[Exercise material]
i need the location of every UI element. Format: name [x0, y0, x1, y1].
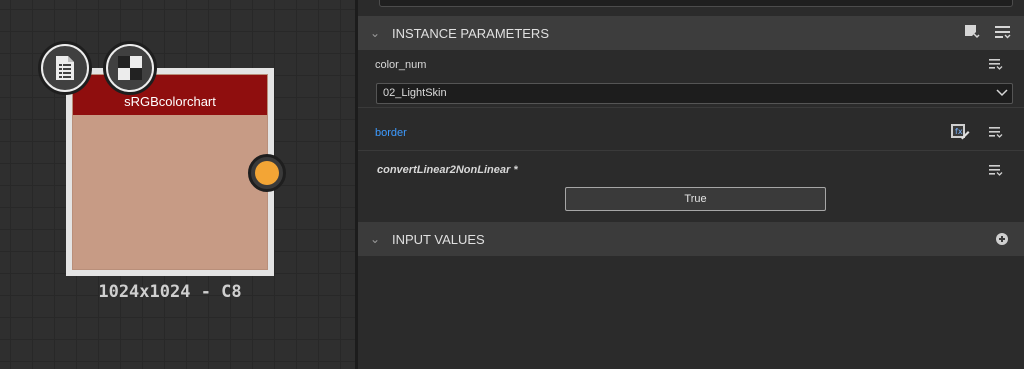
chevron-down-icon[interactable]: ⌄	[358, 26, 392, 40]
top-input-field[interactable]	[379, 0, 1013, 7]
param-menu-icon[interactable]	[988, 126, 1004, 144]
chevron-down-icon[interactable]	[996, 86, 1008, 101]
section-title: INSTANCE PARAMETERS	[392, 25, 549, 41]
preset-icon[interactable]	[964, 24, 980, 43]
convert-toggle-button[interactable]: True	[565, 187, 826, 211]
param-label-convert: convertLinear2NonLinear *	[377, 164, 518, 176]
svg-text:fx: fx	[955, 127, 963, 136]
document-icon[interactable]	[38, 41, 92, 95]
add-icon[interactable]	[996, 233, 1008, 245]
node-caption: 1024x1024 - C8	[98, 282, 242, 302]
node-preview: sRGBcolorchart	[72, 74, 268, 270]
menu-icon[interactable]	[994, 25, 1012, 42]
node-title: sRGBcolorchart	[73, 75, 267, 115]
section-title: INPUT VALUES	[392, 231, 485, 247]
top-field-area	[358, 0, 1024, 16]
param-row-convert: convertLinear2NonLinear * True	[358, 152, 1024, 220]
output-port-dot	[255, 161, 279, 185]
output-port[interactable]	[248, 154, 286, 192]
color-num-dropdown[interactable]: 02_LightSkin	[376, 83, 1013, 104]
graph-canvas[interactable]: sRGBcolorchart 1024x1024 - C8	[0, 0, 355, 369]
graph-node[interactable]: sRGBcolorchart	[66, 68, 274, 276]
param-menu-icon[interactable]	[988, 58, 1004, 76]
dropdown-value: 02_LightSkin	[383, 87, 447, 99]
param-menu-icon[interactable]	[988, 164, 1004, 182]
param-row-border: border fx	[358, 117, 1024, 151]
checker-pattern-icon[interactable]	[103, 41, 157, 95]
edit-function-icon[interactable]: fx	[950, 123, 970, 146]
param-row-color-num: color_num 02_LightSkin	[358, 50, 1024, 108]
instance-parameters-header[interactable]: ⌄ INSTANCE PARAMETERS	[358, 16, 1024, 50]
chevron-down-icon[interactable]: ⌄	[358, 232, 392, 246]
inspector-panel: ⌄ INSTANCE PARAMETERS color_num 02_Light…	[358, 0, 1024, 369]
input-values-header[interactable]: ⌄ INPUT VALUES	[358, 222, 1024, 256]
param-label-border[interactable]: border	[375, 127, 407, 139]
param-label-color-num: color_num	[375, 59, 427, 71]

[What the task requires] Can you retype every line of the records above without a single change, leaving out the picture?

[Written answer]
i need the location of every UI element. Format: name [x0, y0, x1, y1].
chevron-down-icon[interactable]: ⌄	[358, 26, 392, 40]
top-input-field[interactable]	[379, 0, 1013, 7]
param-menu-icon[interactable]	[988, 126, 1004, 144]
chevron-down-icon[interactable]	[996, 86, 1008, 101]
section-title: INSTANCE PARAMETERS	[392, 25, 549, 41]
preset-icon[interactable]	[964, 24, 980, 43]
convert-toggle-button[interactable]: True	[565, 187, 826, 211]
param-label-convert: convertLinear2NonLinear *	[377, 164, 518, 176]
svg-text:fx: fx	[955, 127, 963, 136]
document-icon[interactable]	[38, 41, 92, 95]
add-icon[interactable]	[996, 233, 1008, 245]
node-caption: 1024x1024 - C8	[98, 282, 242, 302]
node-preview: sRGBcolorchart	[72, 74, 268, 270]
menu-icon[interactable]	[994, 25, 1012, 42]
node-title: sRGBcolorchart	[73, 75, 267, 115]
section-title: INPUT VALUES	[392, 231, 485, 247]
top-field-area	[358, 0, 1024, 16]
param-row-convert: convertLinear2NonLinear * True	[358, 152, 1024, 220]
output-port-dot	[255, 161, 279, 185]
output-port[interactable]	[248, 154, 286, 192]
color-num-dropdown[interactable]: 02_LightSkin	[376, 83, 1013, 104]
graph-canvas[interactable]: sRGBcolorchart 1024x1024 - C8	[0, 0, 355, 369]
graph-node[interactable]: sRGBcolorchart	[66, 68, 274, 276]
param-menu-icon[interactable]	[988, 58, 1004, 76]
dropdown-value: 02_LightSkin	[383, 87, 447, 99]
param-menu-icon[interactable]	[988, 164, 1004, 182]
param-row-border: border fx	[358, 117, 1024, 151]
checker-pattern-icon[interactable]	[103, 41, 157, 95]
edit-function-icon[interactable]: fx	[950, 123, 970, 146]
param-row-color-num: color_num 02_LightSkin	[358, 50, 1024, 108]
instance-parameters-header[interactable]: ⌄ INSTANCE PARAMETERS	[358, 16, 1024, 50]
chevron-down-icon[interactable]: ⌄	[358, 232, 392, 246]
inspector-panel: ⌄ INSTANCE PARAMETERS color_num 02_Light…	[358, 0, 1024, 369]
input-values-header[interactable]: ⌄ INPUT VALUES	[358, 222, 1024, 256]
param-label-border[interactable]: border	[375, 127, 407, 139]
param-label-color-num: color_num	[375, 59, 427, 71]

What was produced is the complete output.